** begin Records for the exercise **
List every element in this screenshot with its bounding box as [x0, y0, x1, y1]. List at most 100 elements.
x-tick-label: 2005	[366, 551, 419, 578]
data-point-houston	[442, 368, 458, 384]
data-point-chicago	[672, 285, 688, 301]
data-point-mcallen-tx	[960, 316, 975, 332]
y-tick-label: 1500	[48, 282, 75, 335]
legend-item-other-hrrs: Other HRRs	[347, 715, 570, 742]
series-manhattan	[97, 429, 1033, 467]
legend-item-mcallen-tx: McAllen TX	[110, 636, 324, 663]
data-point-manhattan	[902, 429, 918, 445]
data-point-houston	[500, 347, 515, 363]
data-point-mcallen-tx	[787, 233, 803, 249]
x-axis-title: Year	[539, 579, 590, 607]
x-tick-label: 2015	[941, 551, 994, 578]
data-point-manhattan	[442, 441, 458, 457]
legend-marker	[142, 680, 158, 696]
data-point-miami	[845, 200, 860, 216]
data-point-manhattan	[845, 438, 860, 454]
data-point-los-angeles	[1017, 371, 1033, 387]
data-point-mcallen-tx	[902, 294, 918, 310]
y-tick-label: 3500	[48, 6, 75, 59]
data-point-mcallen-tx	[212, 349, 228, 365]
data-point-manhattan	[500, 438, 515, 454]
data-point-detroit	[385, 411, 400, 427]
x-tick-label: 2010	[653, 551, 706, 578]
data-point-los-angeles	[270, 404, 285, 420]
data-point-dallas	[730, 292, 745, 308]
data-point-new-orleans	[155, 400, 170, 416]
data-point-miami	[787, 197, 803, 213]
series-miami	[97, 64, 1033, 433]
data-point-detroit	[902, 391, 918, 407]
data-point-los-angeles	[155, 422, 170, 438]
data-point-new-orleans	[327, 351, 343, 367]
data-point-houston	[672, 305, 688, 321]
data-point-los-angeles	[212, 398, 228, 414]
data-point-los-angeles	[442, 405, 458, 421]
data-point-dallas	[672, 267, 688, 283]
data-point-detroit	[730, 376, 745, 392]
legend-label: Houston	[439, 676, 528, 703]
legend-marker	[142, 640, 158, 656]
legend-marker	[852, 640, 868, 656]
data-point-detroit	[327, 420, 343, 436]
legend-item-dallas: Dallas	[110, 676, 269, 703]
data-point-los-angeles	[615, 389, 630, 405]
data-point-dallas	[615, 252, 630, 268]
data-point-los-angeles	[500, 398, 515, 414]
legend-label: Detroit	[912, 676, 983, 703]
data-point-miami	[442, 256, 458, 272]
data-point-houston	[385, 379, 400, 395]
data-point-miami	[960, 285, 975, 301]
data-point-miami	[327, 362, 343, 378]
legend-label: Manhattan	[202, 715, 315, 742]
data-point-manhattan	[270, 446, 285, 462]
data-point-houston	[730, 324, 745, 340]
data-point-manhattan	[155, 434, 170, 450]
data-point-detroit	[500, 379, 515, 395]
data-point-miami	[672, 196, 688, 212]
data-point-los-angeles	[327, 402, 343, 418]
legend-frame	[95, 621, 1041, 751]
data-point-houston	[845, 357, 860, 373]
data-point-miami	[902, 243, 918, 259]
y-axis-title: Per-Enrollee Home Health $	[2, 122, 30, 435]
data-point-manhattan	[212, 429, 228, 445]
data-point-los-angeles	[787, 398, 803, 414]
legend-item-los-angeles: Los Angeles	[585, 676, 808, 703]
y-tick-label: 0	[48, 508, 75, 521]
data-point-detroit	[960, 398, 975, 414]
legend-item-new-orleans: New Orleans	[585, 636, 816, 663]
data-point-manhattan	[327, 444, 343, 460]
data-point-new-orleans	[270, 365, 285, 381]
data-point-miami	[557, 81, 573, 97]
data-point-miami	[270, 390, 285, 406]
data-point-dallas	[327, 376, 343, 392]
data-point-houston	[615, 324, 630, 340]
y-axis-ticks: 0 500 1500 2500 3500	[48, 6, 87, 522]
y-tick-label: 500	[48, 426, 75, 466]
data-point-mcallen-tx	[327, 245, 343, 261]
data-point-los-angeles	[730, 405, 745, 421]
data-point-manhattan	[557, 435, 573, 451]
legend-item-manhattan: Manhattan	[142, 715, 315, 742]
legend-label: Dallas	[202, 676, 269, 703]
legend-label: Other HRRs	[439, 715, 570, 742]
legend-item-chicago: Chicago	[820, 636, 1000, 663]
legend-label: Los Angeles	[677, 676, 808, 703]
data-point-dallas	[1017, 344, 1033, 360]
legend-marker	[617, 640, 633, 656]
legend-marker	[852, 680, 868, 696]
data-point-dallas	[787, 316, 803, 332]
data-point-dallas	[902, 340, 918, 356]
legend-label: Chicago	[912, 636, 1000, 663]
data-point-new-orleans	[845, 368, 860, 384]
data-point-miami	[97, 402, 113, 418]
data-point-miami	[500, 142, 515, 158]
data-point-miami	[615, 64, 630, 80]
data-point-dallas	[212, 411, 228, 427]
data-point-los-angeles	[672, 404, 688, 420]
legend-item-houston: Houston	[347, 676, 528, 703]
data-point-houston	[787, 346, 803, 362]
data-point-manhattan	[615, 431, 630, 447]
** end Records for the exercise **
Exercise prompt
Rename "x-tick-label" to "x-axis-tick" in the entries from the start through the line containing "347, 515, 363]", and write those lines out again with nothing else altered.

Result of this exercise
List every element in this screenshot with its bounding box as [x0, y0, x1, y1]. List at most 100 elements.
x-axis-tick: 2005	[366, 551, 419, 578]
data-point-houston	[442, 368, 458, 384]
data-point-chicago	[672, 285, 688, 301]
data-point-mcallen-tx	[960, 316, 975, 332]
y-tick-label: 1500	[48, 282, 75, 335]
legend-item-other-hrrs: Other HRRs	[347, 715, 570, 742]
series-manhattan	[97, 429, 1033, 467]
legend-item-mcallen-tx: McAllen TX	[110, 636, 324, 663]
data-point-manhattan	[902, 429, 918, 445]
data-point-houston	[500, 347, 515, 363]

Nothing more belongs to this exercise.